*** PROVIDED MATERIAL ***

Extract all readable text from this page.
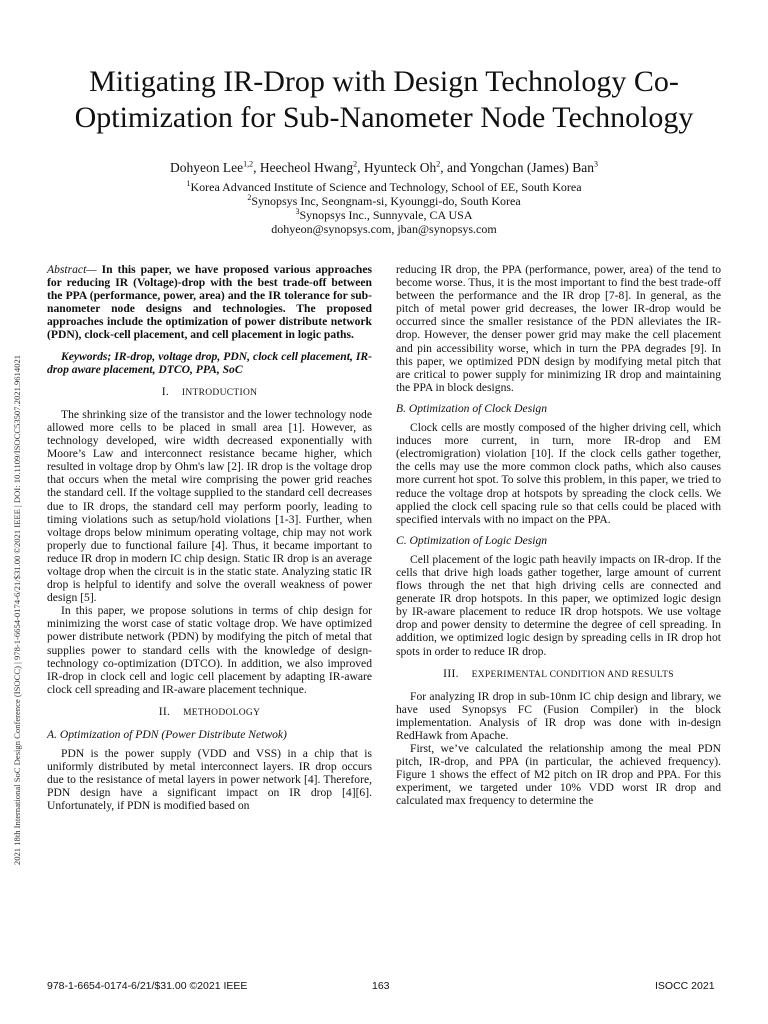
2021 18th International SoC Design Conference (ISOCC) | 978-1-6654-0174-6/21/$31.00 ©2021 IEEE | DOI: 10.1109/ISOCC53507.2021.9614021
Mitigating IR-Drop with Design Technology Co-Optimization for Sub-Nanometer Node Technology
Dohyeon Lee$^{1,2}$, Heecheol Hwang$^2$, Hyunteck Oh$^2$, and Yongchan (James) Ban$^3$
$^1$Korea Advanced Institute of Science and Technology, School of EE, South Korea
$^2$Synopsys Inc, Seongnam-si, Kyounggi-do, South Korea
$^3$Synopsys Inc., Sunnyvale, CA USA
dohyeon@synopsys.com, jban@synopsys.com

Abstract— In this paper, we have proposed various approaches for reducing IR (Voltage)-drop with the best trade-off between the PPA (performance, power, area) and the IR tolerance for sub-nanometer node designs and technologies. The proposed approaches include the optimization of power distribute network (PDN), clock-cell placement, and cell placement in logic paths.

Keywords; IR-drop, voltage drop, PDN, clock cell placement, IR-drop aware placement, DTCO, PPA, SoC

I. INTRODUCTION

The shrinking size of the transistor and the lower technology node allowed more cells to be placed in small area [1]. However, as technology developed, wire width decreased exponentially with Moore’s Law and interconnect resistance became higher, which resulted in voltage drop by Ohm's law [2]. IR drop is the voltage drop that occurs when the metal wire comprising the power grid reaches the standard cell. If the voltage supplied to the standard cell decreases due to IR drops, the standard cell may perform poorly, leading to timing violations such as setup/hold violations [1-3]. Further, when voltage drops below minimum operating voltage, chip may not work properly due to functional failure [4]. Thus, it became important to reduce IR drop in modern IC chip design. Static IR drop is an average voltage drop when the circuit is in the static state. Analyzing static IR drop is helpful to identify and solve the overall weakness of power design [5].

In this paper, we propose solutions in terms of chip design for minimizing the worst case of static voltage drop. We have optimized power distribute network (PDN) by modifying the pitch of metal that supplies power to standard cells with the knowledge of design-technology co-optimization (DTCO). In addition, we also improved IR-drop in clock cell and logic cell placement by adapting IR-aware clock cell spreading and IR-aware placement technique.

II. METHODOLOGY
A. Optimization of PDN (Power Distribute Netwok)

PDN is the power supply (VDD and VSS) in a chip that is uniformly distributed by metal interconnect layers. IR drop occurs due to the resistance of metal layers in power network [4]. Therefore, PDN design have a significant impact on IR drop [4][6]. Unfortunately, if PDN is modified based on

reducing IR drop, the PPA (performance, power, area) of the tend to become worse. Thus, it is the most important to find the best trade-off between the performance and the IR drop [7-8]. In general, as the pitch of metal power grid decreases, the lower IR-drop would be occurred since the smaller resistance of the PDN alleviates the IR-drop. However, the denser power grid may make the cell placement and pin accessibility worse, which in turn the PPA degrades [9]. In this paper, we optimized PDN design by modifying metal pitch that are critical to power supply for minimizing IR drop and maintaining the PPA in block designs.

B. Optimization of Clock Design

Clock cells are mostly composed of the higher driving cell, which induces more current, in turn, more IR-drop and EM (electromigration) violation [10]. If the clock cells gather together, the cells may use the more common clock paths, which also causes more current hot spot. To solve this problem, in this paper, we tried to reduce the voltage drop at hotspots by spreading the clock cells. We applied the clock cell spacing rule so that cells could be placed with specified intervals with no impact on the PPA.

C. Optimization of Logic Design

Cell placement of the logic path heavily impacts on IR-drop. If the cells that drive high loads gather together, large amount of current flows through the net that high driving cells are connected and generate IR drop hotspots. In this paper, we optimized logic design by IR-aware placement to reduce IR drop hotspots. We use voltage drop and power density to determine the degree of cell spreading. In addition, we optimized logic design by spreading cells in IR drop hot spots in order to reduce IR drop.

III. EXPERIMENTAL CONDITION AND RESULTS

For analyzing IR drop in sub-10nm IC chip design and library, we have used Synopsys FC (Fusion Compiler) in the block implementation. Analysis of IR drop was done with in-design RedHawk from Apache.

First, we’ve calculated the relationship among the meal PDN pitch, IR-drop, and PPA (in particular, the achieved frequency). Figure 1 shows the effect of M2 pitch on IR drop and PPA. For this experiment, we targeted under 10% VDD worst IR drop and calculated max frequency to determine the

978-1-6654-0174-6/21/$31.00 ©2021 IEEE	163	ISOCC 2021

*** End of PROVIDED MATERIAL ***

* WHAT IS BEING ASKED
Look over the records above, and wherever a line contains the string "ISOCC", copy that line.

* SOLVED EXERCISE
2021 18th International SoC Design Conference (ISOCC) | 978-1-6654-0174-6/21/$31.00 ©2021 IEEE | DOI: 10.1109/ISOCC53507.2021.9614021
978-1-6654-0174-6/21/$31.00 ©2021 IEEE	163	ISOCC 2021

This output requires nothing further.